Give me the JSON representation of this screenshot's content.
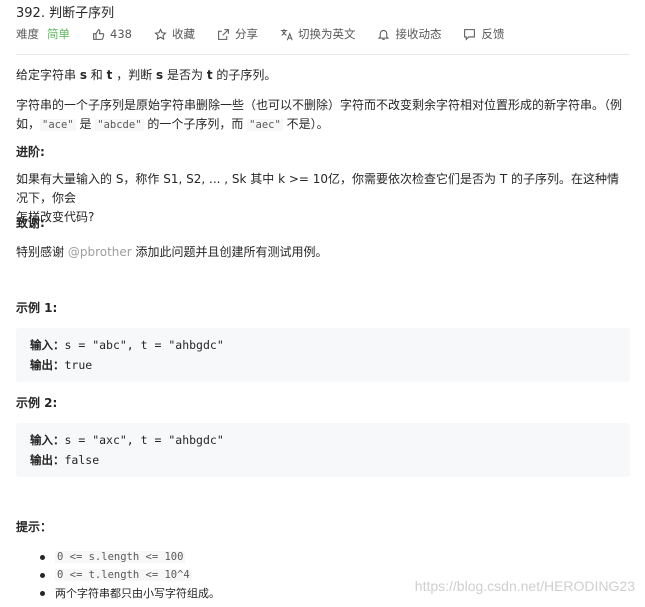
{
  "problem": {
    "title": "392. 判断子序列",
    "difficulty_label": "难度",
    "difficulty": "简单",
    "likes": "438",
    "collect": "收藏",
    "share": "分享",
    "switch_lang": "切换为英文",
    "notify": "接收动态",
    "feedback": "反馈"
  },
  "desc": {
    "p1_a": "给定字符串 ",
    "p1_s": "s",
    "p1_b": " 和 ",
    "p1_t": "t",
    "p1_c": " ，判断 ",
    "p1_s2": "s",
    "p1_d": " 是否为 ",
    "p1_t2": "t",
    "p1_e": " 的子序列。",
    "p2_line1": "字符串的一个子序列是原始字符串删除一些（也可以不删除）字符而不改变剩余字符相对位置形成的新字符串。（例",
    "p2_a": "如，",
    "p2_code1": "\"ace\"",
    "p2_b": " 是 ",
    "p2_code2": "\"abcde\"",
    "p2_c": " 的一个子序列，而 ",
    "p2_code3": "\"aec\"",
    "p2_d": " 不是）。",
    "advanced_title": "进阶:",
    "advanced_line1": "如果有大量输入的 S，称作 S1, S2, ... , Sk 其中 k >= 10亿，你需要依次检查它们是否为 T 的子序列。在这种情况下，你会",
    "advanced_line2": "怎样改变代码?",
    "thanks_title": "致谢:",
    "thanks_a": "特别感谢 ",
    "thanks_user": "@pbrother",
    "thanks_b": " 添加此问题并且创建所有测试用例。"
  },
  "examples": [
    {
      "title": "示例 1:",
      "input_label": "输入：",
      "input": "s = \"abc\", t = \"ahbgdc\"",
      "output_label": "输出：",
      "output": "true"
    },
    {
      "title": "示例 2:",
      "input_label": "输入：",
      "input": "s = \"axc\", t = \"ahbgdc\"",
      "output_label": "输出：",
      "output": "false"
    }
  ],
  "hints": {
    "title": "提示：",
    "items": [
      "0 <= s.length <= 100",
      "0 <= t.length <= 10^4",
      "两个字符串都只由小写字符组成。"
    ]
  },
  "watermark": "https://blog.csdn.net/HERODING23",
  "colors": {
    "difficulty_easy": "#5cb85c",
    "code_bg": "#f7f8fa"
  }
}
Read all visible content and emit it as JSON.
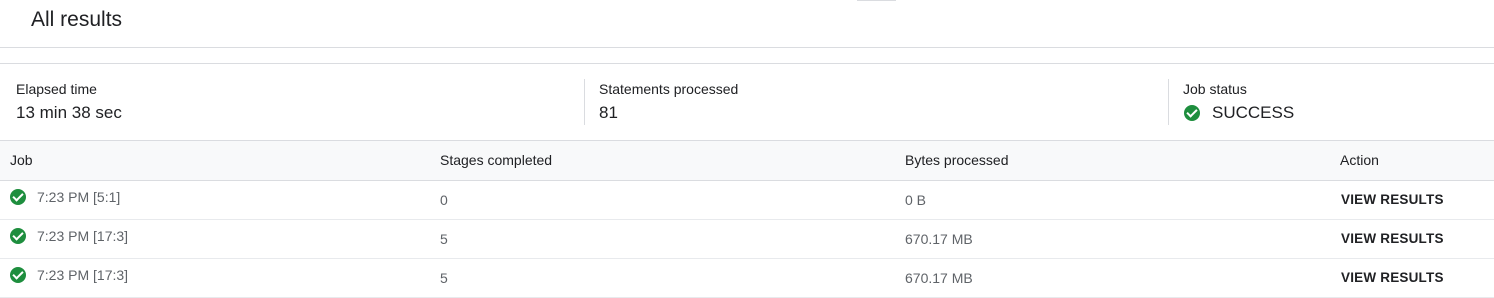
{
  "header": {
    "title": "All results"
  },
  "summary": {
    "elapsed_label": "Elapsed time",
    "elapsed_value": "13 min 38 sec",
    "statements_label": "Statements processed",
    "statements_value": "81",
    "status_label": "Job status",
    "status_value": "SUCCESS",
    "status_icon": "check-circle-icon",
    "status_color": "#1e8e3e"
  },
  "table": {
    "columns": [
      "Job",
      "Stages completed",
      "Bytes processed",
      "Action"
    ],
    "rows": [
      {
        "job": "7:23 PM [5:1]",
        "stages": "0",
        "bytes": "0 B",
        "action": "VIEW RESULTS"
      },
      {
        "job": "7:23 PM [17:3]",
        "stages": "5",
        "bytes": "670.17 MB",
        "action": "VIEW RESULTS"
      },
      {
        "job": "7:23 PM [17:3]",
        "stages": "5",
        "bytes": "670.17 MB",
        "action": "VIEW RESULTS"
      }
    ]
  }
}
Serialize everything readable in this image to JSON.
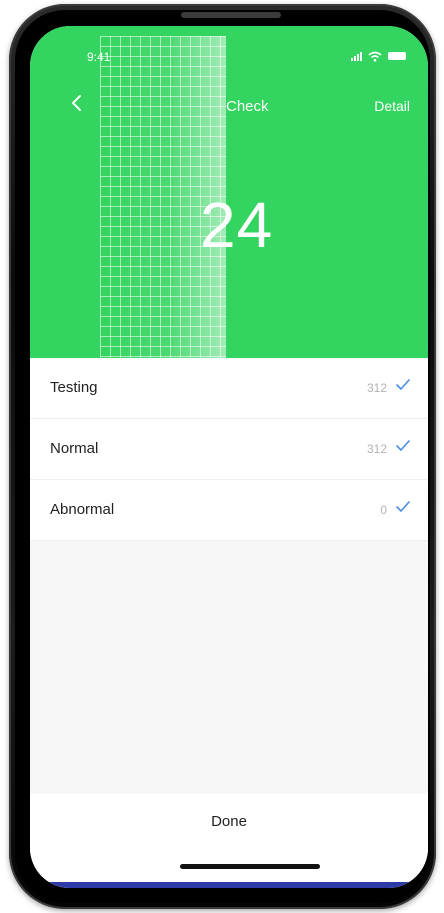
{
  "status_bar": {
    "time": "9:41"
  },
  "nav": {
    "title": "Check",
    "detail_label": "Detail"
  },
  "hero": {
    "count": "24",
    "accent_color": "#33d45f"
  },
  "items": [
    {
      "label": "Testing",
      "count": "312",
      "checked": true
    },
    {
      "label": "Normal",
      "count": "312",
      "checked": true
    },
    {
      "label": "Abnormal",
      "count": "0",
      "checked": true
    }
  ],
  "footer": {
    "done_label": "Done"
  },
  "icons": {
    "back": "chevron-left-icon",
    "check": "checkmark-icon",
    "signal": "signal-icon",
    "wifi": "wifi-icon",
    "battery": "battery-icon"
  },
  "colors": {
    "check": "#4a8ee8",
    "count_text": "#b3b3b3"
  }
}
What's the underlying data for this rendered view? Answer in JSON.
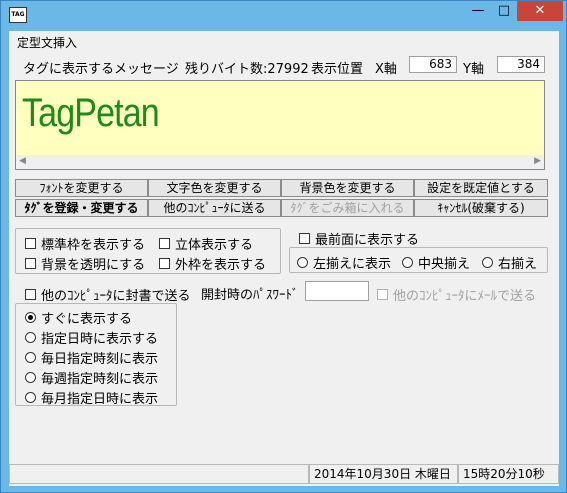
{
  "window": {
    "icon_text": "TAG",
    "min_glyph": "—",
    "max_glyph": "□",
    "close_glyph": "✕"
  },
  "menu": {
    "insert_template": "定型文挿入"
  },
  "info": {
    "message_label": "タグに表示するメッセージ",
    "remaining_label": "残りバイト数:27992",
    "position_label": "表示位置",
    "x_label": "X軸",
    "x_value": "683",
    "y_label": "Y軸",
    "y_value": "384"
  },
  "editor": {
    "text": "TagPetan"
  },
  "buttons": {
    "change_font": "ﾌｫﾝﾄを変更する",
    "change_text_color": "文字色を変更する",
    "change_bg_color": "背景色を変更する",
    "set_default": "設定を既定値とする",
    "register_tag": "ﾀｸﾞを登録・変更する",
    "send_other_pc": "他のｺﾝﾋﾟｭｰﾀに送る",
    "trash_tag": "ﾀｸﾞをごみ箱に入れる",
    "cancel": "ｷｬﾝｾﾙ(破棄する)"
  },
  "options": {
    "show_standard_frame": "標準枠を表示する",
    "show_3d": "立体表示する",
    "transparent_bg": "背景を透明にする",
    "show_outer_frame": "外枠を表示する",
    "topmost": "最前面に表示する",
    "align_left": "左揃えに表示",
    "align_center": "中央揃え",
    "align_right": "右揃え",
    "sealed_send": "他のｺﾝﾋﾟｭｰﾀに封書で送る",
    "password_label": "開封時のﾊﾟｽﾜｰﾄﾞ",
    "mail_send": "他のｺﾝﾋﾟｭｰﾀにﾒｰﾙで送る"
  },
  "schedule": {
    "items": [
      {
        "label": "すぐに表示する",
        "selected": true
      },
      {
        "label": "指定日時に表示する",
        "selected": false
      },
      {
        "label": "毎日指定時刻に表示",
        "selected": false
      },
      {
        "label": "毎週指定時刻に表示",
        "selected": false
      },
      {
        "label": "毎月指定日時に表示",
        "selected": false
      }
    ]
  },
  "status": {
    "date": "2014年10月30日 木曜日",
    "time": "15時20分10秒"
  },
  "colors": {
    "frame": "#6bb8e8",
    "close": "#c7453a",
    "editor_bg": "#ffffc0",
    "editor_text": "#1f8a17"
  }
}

Problem statement: Transcribe the entries above verbatim, omitting their pictures.

Exercise solution:
Give me the JSON representation of this screenshot's content.
{
  "problem": {
    "title": "392. 判断子序列",
    "difficulty_label": "难度",
    "difficulty": "简单",
    "likes": "438",
    "collect": "收藏",
    "share": "分享",
    "switch_lang": "切换为英文",
    "notify": "接收动态",
    "feedback": "反馈"
  },
  "desc": {
    "p1_a": "给定字符串 ",
    "p1_s": "s",
    "p1_b": " 和 ",
    "p1_t": "t",
    "p1_c": " ，判断 ",
    "p1_s2": "s",
    "p1_d": " 是否为 ",
    "p1_t2": "t",
    "p1_e": " 的子序列。",
    "p2_line1": "字符串的一个子序列是原始字符串删除一些（也可以不删除）字符而不改变剩余字符相对位置形成的新字符串。（例",
    "p2_a": "如，",
    "p2_code1": "\"ace\"",
    "p2_b": " 是 ",
    "p2_code2": "\"abcde\"",
    "p2_c": " 的一个子序列，而 ",
    "p2_code3": "\"aec\"",
    "p2_d": " 不是）。",
    "advanced_title": "进阶:",
    "advanced_line1": "如果有大量输入的 S，称作 S1, S2, ... , Sk 其中 k >= 10亿，你需要依次检查它们是否为 T 的子序列。在这种情况下，你会",
    "advanced_line2": "怎样改变代码?",
    "thanks_title": "致谢:",
    "thanks_a": "特别感谢 ",
    "thanks_user": "@pbrother",
    "thanks_b": " 添加此问题并且创建所有测试用例。"
  },
  "examples": [
    {
      "title": "示例 1:",
      "input_label": "输入：",
      "input": "s = \"abc\", t = \"ahbgdc\"",
      "output_label": "输出：",
      "output": "true"
    },
    {
      "title": "示例 2:",
      "input_label": "输入：",
      "input": "s = \"axc\", t = \"ahbgdc\"",
      "output_label": "输出：",
      "output": "false"
    }
  ],
  "hints": {
    "title": "提示：",
    "items": [
      "0 <= s.length <= 100",
      "0 <= t.length <= 10^4",
      "两个字符串都只由小写字符组成。"
    ]
  },
  "watermark": "https://blog.csdn.net/HERODING23",
  "colors": {
    "difficulty_easy": "#5cb85c",
    "code_bg": "#f7f8fa"
  }
}
Read all visible content and emit it as JSON.
{
  "header": {
    "title": "All results"
  },
  "summary": {
    "elapsed_label": "Elapsed time",
    "elapsed_value": "13 min 38 sec",
    "statements_label": "Statements processed",
    "statements_value": "81",
    "status_label": "Job status",
    "status_value": "SUCCESS",
    "status_icon": "check-circle-icon",
    "status_color": "#1e8e3e"
  },
  "table": {
    "columns": [
      "Job",
      "Stages completed",
      "Bytes processed",
      "Action"
    ],
    "rows": [
      {
        "job": "7:23 PM [5:1]",
        "stages": "0",
        "bytes": "0 B",
        "action": "VIEW RESULTS"
      },
      {
        "job": "7:23 PM [17:3]",
        "stages": "5",
        "bytes": "670.17 MB",
        "action": "VIEW RESULTS"
      },
      {
        "job": "7:23 PM [17:3]",
        "stages": "5",
        "bytes": "670.17 MB",
        "action": "VIEW RESULTS"
      }
    ]
  }
}
Serialize everything readable in this image to JSON.
{
  "status_bar": {
    "time": "9:41"
  },
  "nav": {
    "title": "Check",
    "detail_label": "Detail"
  },
  "hero": {
    "count": "24",
    "accent_color": "#33d45f"
  },
  "items": [
    {
      "label": "Testing",
      "count": "312",
      "checked": true
    },
    {
      "label": "Normal",
      "count": "312",
      "checked": true
    },
    {
      "label": "Abnormal",
      "count": "0",
      "checked": true
    }
  ],
  "footer": {
    "done_label": "Done"
  },
  "icons": {
    "back": "chevron-left-icon",
    "check": "checkmark-icon",
    "signal": "signal-icon",
    "wifi": "wifi-icon",
    "battery": "battery-icon"
  },
  "colors": {
    "check": "#4a8ee8",
    "count_text": "#b3b3b3"
  }
}
What's the underlying data for this rendered view? Answer in JSON.
{
  "window": {
    "icon_text": "TAG",
    "min_glyph": "—",
    "max_glyph": "□",
    "close_glyph": "✕"
  },
  "menu": {
    "insert_template": "定型文挿入"
  },
  "info": {
    "message_label": "タグに表示するメッセージ",
    "remaining_label": "残りバイト数:27992",
    "position_label": "表示位置",
    "x_label": "X軸",
    "x_value": "683",
    "y_label": "Y軸",
    "y_value": "384"
  },
  "editor": {
    "text": "TagPetan"
  },
  "buttons": {
    "change_font": "ﾌｫﾝﾄを変更する",
    "change_text_color": "文字色を変更する",
    "change_bg_color": "背景色を変更する",
    "set_default": "設定を既定値とする",
    "register_tag": "ﾀｸﾞを登録・変更する",
    "send_other_pc": "他のｺﾝﾋﾟｭｰﾀに送る",
    "trash_tag": "ﾀｸﾞをごみ箱に入れる",
    "cancel": "ｷｬﾝｾﾙ(破棄する)"
  },
  "options": {
    "show_standard_frame": "標準枠を表示する",
    "show_3d": "立体表示する",
    "transparent_bg": "背景を透明にする",
    "show_outer_frame": "外枠を表示する",
    "topmost": "最前面に表示する",
    "align_left": "左揃えに表示",
    "align_center": "中央揃え",
    "align_right": "右揃え",
    "sealed_send": "他のｺﾝﾋﾟｭｰﾀに封書で送る",
    "password_label": "開封時のﾊﾟｽﾜｰﾄﾞ",
    "mail_send": "他のｺﾝﾋﾟｭｰﾀにﾒｰﾙで送る"
  },
  "schedule": {
    "items": [
      {
        "label": "すぐに表示する",
        "selected": true
      },
      {
        "label": "指定日時に表示する",
        "selected": false
      },
      {
        "label": "毎日指定時刻に表示",
        "selected": false
      },
      {
        "label": "毎週指定時刻に表示",
        "selected": false
      },
      {
        "label": "毎月指定日時に表示",
        "selected": false
      }
    ]
  },
  "status": {
    "date": "2014年10月30日 木曜日",
    "time": "15時20分10秒"
  },
  "colors": {
    "frame": "#6bb8e8",
    "close": "#c7453a",
    "editor_bg": "#ffffc0",
    "editor_text": "#1f8a17"
  }
}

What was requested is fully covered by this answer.